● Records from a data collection
_ _ _

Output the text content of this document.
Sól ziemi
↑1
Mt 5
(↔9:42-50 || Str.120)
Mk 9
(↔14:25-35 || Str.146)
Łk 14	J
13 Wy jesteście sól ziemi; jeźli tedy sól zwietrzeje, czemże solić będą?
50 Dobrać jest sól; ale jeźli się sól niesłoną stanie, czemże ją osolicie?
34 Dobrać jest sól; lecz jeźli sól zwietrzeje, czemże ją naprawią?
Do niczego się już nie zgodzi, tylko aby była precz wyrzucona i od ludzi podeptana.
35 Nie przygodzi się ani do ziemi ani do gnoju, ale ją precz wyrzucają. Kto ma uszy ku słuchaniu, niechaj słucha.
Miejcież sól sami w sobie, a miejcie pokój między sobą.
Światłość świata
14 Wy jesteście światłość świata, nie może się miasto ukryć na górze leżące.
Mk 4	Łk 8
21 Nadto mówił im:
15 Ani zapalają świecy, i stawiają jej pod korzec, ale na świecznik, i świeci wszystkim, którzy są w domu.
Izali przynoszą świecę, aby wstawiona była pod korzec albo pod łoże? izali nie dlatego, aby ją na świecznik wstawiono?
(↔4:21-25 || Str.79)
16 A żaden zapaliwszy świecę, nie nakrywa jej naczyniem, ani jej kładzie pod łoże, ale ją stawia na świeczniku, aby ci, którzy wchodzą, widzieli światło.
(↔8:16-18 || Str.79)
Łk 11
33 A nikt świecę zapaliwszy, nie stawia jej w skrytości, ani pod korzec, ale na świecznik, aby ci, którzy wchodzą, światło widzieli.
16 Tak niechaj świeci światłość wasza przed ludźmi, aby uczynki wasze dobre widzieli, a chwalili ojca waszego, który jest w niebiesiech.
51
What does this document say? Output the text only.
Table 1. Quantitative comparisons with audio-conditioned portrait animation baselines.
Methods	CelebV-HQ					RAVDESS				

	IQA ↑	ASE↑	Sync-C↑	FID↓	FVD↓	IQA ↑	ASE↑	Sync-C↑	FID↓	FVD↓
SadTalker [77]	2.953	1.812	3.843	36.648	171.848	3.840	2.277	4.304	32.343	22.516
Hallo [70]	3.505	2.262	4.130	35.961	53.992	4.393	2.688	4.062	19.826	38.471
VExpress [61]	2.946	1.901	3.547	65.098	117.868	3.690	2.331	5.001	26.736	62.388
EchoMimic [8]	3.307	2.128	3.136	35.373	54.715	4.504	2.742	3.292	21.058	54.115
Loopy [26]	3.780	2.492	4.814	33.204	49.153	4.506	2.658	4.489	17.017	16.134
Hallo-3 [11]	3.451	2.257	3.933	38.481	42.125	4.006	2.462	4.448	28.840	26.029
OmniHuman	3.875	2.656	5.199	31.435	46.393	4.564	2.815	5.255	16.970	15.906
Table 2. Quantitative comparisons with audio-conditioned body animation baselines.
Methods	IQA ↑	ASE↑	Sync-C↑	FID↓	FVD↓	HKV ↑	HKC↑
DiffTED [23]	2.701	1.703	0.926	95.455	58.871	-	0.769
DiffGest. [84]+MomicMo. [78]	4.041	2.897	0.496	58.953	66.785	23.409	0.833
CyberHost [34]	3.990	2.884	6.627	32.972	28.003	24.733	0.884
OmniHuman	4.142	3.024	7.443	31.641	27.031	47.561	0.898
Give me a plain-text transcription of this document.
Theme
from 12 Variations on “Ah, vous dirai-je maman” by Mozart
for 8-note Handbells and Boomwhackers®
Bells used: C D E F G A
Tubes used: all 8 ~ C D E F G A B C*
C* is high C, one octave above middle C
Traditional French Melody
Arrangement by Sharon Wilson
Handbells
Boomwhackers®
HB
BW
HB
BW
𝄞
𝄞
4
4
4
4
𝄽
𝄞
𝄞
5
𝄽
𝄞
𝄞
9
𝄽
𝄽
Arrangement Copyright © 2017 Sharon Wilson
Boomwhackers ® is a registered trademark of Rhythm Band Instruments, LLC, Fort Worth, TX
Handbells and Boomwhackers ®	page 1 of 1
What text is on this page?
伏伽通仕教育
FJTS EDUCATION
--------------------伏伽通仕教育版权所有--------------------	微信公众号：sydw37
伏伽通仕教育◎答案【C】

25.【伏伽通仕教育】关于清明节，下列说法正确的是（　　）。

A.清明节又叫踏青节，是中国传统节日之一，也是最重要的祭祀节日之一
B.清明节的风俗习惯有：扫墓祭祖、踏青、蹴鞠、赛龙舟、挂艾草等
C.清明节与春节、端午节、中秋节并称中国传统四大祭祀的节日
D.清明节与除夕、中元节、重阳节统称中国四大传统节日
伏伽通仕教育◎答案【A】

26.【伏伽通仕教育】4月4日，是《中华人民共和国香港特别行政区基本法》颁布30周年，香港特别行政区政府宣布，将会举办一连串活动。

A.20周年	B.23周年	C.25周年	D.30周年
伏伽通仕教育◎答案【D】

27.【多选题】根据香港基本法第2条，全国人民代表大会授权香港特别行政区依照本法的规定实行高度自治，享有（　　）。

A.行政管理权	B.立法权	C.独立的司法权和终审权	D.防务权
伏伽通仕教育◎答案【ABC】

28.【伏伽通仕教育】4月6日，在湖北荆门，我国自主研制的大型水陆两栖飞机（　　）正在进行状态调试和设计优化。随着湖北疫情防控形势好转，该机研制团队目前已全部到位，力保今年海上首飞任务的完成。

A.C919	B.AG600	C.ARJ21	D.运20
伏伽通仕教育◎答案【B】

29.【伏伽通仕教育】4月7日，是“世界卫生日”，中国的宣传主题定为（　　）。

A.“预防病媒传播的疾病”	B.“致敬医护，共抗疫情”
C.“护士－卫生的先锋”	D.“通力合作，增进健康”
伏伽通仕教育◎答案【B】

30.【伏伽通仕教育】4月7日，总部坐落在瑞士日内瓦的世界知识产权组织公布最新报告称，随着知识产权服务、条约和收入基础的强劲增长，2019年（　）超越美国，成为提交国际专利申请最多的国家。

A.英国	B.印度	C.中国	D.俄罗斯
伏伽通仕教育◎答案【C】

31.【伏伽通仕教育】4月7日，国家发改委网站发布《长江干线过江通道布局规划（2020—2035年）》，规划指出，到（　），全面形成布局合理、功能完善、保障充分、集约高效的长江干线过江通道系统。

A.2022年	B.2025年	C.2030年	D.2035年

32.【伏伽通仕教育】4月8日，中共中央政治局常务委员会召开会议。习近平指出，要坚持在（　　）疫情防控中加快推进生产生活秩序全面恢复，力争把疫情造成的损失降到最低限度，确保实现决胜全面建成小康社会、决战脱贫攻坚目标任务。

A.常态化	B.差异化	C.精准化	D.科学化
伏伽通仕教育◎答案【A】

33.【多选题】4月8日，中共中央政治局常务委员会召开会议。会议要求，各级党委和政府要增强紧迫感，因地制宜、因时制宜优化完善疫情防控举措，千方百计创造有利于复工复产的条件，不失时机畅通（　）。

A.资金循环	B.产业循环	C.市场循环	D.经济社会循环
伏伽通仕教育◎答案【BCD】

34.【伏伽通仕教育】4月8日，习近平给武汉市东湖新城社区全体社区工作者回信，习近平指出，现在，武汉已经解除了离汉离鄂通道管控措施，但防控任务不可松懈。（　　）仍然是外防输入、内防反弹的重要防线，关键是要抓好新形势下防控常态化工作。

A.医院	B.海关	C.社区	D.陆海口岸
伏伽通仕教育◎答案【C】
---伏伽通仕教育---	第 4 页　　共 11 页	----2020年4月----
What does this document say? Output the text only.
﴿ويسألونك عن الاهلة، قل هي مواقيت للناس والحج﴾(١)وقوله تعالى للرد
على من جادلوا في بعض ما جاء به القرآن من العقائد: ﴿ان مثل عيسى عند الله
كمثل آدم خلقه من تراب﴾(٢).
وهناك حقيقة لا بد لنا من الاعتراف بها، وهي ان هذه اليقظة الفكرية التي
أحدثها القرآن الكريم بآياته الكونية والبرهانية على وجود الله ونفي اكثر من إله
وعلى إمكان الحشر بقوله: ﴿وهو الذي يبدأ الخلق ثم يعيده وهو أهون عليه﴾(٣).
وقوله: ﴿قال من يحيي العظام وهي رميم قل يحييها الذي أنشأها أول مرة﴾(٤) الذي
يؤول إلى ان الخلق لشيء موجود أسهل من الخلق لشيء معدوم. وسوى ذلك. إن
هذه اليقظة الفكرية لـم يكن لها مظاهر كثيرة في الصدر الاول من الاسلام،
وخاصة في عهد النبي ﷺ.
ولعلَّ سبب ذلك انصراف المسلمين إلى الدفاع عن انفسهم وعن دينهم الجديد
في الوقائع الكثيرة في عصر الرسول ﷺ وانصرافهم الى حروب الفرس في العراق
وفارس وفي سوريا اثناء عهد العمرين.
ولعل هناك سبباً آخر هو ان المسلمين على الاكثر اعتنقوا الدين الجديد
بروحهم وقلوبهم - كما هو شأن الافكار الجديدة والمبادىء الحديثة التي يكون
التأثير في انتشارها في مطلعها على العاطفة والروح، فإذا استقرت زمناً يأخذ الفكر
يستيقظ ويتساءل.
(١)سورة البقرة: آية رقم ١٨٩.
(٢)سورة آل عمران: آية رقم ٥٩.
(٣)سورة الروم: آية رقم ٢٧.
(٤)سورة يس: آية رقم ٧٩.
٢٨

_ _ _

● INSTRUCTIONS TO FOLLOW
State the number of lines in the preceding entries that include the word "Handbells". Provide nothing else.

● CORRECT RESPONSE
3